= Aim =
Find the lines that hold "Støtte". Report only how many there are.

= Rows =
----

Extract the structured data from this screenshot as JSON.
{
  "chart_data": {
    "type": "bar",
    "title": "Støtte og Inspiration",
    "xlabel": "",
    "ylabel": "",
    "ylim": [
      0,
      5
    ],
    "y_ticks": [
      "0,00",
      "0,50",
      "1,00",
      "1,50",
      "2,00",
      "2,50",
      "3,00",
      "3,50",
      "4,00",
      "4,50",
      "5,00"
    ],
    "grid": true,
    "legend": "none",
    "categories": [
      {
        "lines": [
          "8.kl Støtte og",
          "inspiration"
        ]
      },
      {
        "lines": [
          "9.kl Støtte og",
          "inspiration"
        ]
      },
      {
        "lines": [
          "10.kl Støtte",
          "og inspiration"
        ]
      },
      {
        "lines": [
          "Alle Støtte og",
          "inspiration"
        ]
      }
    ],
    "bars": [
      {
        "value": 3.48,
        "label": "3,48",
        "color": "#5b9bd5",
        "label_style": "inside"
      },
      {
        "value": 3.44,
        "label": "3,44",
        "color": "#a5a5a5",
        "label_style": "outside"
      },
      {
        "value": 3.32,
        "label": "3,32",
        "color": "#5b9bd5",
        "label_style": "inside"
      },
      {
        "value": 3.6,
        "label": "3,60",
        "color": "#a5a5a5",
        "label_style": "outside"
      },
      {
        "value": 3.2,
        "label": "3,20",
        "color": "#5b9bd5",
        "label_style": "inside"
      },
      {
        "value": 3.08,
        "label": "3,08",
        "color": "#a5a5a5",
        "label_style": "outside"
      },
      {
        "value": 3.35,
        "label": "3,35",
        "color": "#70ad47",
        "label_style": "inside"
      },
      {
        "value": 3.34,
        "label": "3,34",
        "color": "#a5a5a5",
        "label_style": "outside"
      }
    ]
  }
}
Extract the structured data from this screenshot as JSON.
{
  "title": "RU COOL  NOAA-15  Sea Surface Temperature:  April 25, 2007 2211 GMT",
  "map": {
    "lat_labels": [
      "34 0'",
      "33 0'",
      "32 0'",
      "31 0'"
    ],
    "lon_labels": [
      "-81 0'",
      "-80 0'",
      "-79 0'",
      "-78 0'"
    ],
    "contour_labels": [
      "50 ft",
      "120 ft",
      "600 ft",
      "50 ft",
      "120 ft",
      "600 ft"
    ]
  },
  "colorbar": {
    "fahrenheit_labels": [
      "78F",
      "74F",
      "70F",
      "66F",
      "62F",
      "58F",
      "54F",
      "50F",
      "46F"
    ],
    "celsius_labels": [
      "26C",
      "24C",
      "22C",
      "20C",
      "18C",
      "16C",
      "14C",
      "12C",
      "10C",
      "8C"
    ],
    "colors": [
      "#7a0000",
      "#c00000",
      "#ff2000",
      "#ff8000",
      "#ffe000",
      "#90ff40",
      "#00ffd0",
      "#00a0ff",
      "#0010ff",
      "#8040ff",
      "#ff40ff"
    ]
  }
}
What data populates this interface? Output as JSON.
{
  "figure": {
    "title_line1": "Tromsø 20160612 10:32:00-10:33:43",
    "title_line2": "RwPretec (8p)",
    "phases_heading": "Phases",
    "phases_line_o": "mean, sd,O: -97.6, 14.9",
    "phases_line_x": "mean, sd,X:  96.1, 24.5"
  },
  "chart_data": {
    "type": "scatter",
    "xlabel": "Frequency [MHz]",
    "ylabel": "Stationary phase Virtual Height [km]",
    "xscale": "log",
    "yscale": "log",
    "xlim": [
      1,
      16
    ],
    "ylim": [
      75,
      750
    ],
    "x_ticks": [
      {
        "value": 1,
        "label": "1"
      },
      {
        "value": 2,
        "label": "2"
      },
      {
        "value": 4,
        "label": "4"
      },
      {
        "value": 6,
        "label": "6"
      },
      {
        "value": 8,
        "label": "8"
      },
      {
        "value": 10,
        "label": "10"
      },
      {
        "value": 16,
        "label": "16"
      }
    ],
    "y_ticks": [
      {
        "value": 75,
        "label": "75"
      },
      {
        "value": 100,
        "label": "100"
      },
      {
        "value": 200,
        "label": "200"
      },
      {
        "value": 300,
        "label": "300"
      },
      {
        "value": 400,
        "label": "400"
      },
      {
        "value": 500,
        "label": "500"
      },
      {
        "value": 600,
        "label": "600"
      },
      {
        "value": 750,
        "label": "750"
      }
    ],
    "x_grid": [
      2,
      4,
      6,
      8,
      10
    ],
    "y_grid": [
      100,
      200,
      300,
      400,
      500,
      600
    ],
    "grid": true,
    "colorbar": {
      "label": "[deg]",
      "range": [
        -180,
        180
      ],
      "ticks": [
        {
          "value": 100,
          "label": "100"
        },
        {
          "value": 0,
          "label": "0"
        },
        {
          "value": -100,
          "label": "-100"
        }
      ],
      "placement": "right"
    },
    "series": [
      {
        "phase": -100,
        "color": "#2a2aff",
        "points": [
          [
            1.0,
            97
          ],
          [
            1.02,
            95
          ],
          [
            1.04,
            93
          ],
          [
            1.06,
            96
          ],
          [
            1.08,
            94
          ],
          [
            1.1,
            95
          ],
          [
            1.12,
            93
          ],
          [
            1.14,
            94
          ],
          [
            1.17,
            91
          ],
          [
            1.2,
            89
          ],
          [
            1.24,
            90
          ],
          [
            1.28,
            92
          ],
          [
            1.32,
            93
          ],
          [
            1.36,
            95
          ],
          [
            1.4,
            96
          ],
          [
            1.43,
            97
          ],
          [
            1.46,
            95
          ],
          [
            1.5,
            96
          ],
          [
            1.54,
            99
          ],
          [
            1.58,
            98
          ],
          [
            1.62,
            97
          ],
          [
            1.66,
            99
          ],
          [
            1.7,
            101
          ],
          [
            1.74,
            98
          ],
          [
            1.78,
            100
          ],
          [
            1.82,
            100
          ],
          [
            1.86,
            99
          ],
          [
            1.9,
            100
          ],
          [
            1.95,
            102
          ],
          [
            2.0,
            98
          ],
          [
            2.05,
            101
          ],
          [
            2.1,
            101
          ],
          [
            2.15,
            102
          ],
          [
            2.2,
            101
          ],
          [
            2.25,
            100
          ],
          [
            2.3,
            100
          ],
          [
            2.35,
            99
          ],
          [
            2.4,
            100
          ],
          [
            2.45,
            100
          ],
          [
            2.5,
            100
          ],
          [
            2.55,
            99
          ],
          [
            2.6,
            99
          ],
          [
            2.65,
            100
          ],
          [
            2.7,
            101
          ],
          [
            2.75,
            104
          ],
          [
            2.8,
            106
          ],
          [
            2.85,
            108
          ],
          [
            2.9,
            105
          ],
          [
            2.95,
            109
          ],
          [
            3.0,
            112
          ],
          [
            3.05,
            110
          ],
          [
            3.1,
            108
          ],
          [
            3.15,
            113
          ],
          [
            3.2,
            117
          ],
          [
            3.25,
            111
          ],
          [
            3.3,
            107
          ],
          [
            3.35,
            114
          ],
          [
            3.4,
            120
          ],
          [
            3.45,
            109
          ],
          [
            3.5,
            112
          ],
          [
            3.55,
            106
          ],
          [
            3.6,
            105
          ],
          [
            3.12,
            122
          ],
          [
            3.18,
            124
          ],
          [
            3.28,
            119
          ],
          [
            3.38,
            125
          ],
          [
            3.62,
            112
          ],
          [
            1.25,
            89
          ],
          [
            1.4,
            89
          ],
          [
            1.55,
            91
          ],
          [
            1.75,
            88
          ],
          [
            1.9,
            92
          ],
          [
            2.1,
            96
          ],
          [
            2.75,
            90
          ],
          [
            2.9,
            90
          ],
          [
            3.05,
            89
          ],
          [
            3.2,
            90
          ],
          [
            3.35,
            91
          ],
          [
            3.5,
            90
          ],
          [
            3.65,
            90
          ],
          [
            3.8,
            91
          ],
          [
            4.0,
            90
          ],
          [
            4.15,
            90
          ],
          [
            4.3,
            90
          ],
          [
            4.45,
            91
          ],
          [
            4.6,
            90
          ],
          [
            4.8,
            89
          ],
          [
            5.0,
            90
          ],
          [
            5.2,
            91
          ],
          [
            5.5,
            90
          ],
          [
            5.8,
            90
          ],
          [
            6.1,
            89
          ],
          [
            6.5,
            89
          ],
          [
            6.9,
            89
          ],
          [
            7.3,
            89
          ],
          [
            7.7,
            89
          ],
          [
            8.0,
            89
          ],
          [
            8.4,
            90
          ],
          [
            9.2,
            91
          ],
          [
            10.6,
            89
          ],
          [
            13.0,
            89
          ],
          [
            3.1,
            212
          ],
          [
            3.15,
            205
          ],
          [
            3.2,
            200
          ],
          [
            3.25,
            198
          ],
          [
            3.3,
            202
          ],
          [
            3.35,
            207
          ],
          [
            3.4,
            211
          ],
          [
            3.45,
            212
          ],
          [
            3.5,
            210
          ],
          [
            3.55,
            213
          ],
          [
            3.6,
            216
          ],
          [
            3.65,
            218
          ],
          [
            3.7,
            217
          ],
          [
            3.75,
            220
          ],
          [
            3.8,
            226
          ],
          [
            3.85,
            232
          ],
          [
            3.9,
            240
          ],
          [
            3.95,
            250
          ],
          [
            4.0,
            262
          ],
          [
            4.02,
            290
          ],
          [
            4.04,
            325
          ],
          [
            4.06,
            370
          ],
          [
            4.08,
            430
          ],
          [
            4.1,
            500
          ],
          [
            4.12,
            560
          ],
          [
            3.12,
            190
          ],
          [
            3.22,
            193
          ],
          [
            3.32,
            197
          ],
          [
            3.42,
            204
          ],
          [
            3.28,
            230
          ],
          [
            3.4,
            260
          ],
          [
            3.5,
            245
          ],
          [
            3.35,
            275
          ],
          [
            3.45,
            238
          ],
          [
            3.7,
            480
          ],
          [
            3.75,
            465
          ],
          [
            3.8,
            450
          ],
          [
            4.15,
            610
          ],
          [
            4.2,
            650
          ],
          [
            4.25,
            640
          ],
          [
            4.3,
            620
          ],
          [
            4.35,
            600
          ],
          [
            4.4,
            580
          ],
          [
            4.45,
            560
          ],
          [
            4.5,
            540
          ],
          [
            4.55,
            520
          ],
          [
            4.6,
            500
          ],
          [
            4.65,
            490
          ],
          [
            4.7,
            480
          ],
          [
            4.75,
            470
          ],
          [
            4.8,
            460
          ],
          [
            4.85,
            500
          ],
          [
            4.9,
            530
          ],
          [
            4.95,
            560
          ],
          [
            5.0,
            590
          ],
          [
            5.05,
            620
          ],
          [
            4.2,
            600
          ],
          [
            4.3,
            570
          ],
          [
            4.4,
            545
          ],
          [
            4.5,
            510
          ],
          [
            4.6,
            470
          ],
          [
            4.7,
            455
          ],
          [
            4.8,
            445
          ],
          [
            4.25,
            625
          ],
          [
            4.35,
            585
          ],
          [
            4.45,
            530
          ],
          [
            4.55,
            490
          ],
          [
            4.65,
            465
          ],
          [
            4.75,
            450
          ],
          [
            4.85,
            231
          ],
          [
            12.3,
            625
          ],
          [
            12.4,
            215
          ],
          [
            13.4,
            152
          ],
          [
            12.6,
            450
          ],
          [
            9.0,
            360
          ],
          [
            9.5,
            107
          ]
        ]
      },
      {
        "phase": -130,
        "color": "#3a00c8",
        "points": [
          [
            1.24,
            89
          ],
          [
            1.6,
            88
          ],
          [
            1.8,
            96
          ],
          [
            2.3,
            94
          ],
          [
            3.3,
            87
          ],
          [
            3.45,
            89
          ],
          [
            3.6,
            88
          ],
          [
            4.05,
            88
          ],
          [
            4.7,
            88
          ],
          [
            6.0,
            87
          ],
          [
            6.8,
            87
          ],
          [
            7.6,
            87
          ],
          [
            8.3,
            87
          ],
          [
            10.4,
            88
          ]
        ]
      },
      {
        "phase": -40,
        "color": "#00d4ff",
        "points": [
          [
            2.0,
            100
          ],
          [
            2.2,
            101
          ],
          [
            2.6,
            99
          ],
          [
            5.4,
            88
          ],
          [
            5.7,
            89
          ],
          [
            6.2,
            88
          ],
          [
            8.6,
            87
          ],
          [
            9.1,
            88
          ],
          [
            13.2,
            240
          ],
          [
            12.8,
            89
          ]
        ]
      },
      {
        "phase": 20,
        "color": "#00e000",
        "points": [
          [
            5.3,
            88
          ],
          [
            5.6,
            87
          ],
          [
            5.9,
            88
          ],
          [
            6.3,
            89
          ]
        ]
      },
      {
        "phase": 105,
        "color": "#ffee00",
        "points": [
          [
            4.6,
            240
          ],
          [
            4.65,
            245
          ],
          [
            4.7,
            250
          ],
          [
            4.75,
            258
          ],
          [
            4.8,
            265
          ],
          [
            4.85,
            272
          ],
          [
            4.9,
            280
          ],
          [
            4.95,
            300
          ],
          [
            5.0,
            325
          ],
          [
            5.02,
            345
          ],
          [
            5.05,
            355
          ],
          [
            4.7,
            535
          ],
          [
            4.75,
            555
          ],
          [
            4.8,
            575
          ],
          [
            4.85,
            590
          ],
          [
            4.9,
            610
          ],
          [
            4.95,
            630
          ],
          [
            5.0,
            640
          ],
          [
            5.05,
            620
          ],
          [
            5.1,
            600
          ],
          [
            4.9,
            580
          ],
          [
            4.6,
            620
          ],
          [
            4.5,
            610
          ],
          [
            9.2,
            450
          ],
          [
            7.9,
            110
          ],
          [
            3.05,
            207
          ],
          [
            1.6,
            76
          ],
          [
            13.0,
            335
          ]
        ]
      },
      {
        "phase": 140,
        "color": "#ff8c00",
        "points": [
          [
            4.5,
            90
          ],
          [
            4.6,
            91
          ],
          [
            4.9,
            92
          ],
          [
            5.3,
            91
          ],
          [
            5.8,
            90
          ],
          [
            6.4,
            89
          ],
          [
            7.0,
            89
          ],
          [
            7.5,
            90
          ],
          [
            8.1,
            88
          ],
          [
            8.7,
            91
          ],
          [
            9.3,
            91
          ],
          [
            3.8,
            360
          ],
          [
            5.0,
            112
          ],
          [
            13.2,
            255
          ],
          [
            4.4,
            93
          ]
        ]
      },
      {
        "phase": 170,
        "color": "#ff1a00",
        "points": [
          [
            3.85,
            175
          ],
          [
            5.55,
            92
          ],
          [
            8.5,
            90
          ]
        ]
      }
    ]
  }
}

----

= The result =
5